*** Information shown ***

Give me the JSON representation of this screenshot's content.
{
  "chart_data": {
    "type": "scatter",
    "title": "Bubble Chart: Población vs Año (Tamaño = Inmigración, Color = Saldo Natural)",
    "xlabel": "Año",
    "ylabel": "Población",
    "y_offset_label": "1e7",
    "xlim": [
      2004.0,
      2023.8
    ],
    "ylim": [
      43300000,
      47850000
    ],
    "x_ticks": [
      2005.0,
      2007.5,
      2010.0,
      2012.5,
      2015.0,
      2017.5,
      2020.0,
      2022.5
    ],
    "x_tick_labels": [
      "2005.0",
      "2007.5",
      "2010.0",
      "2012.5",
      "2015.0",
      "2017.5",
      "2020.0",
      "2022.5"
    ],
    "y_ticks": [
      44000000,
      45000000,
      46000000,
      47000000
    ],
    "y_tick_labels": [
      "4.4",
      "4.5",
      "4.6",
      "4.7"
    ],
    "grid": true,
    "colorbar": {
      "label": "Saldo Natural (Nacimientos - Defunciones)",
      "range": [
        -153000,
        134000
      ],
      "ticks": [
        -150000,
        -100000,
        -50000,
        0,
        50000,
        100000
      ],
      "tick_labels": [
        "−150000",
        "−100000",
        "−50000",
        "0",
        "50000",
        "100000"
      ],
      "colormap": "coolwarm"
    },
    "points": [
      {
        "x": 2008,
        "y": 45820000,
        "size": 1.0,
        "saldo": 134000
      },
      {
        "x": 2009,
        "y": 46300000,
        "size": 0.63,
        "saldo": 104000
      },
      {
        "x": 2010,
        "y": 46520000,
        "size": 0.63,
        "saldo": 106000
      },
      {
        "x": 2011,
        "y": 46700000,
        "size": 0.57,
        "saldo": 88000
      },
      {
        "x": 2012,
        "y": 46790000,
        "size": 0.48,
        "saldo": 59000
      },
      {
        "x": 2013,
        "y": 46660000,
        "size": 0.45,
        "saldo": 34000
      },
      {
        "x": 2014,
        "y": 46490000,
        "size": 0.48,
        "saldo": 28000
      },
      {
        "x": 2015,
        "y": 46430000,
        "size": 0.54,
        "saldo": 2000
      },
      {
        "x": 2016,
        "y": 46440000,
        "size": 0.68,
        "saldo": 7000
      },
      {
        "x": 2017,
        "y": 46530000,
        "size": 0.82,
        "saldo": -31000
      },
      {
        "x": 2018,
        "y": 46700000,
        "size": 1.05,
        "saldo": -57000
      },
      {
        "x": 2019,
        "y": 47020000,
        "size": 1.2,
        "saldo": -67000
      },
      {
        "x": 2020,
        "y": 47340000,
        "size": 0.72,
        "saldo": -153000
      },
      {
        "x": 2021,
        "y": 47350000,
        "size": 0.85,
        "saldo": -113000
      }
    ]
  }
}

***

◆ Work instructions
Provide all the records again, word for word.

◆ Answer for this exercise
Give me the JSON representation of this screenshot's content.
{
  "chart_data": {
    "type": "scatter",
    "title": "Bubble Chart: Población vs Año (Tamaño = Inmigración, Color = Saldo Natural)",
    "xlabel": "Año",
    "ylabel": "Población",
    "y_offset_label": "1e7",
    "xlim": [
      2004.0,
      2023.8
    ],
    "ylim": [
      43300000,
      47850000
    ],
    "x_ticks": [
      2005.0,
      2007.5,
      2010.0,
      2012.5,
      2015.0,
      2017.5,
      2020.0,
      2022.5
    ],
    "x_tick_labels": [
      "2005.0",
      "2007.5",
      "2010.0",
      "2012.5",
      "2015.0",
      "2017.5",
      "2020.0",
      "2022.5"
    ],
    "y_ticks": [
      44000000,
      45000000,
      46000000,
      47000000
    ],
    "y_tick_labels": [
      "4.4",
      "4.5",
      "4.6",
      "4.7"
    ],
    "grid": true,
    "colorbar": {
      "label": "Saldo Natural (Nacimientos - Defunciones)",
      "range": [
        -153000,
        134000
      ],
      "ticks": [
        -150000,
        -100000,
        -50000,
        0,
        50000,
        100000
      ],
      "tick_labels": [
        "−150000",
        "−100000",
        "−50000",
        "0",
        "50000",
        "100000"
      ],
      "colormap": "coolwarm"
    },
    "points": [
      {
        "x": 2008,
        "y": 45820000,
        "size": 1.0,
        "saldo": 134000
      },
      {
        "x": 2009,
        "y": 46300000,
        "size": 0.63,
        "saldo": 104000
      },
      {
        "x": 2010,
        "y": 46520000,
        "size": 0.63,
        "saldo": 106000
      },
      {
        "x": 2011,
        "y": 46700000,
        "size": 0.57,
        "saldo": 88000
      },
      {
        "x": 2012,
        "y": 46790000,
        "size": 0.48,
        "saldo": 59000
      },
      {
        "x": 2013,
        "y": 46660000,
        "size": 0.45,
        "saldo": 34000
      },
      {
        "x": 2014,
        "y": 46490000,
        "size": 0.48,
        "saldo": 28000
      },
      {
        "x": 2015,
        "y": 46430000,
        "size": 0.54,
        "saldo": 2000
      },
      {
        "x": 2016,
        "y": 46440000,
        "size": 0.68,
        "saldo": 7000
      },
      {
        "x": 2017,
        "y": 46530000,
        "size": 0.82,
        "saldo": -31000
      },
      {
        "x": 2018,
        "y": 46700000,
        "size": 1.05,
        "saldo": -57000
      },
      {
        "x": 2019,
        "y": 47020000,
        "size": 1.2,
        "saldo": -67000
      },
      {
        "x": 2020,
        "y": 47340000,
        "size": 0.72,
        "saldo": -153000
      },
      {
        "x": 2021,
        "y": 47350000,
        "size": 0.85,
        "saldo": -113000
      }
    ]
  }
}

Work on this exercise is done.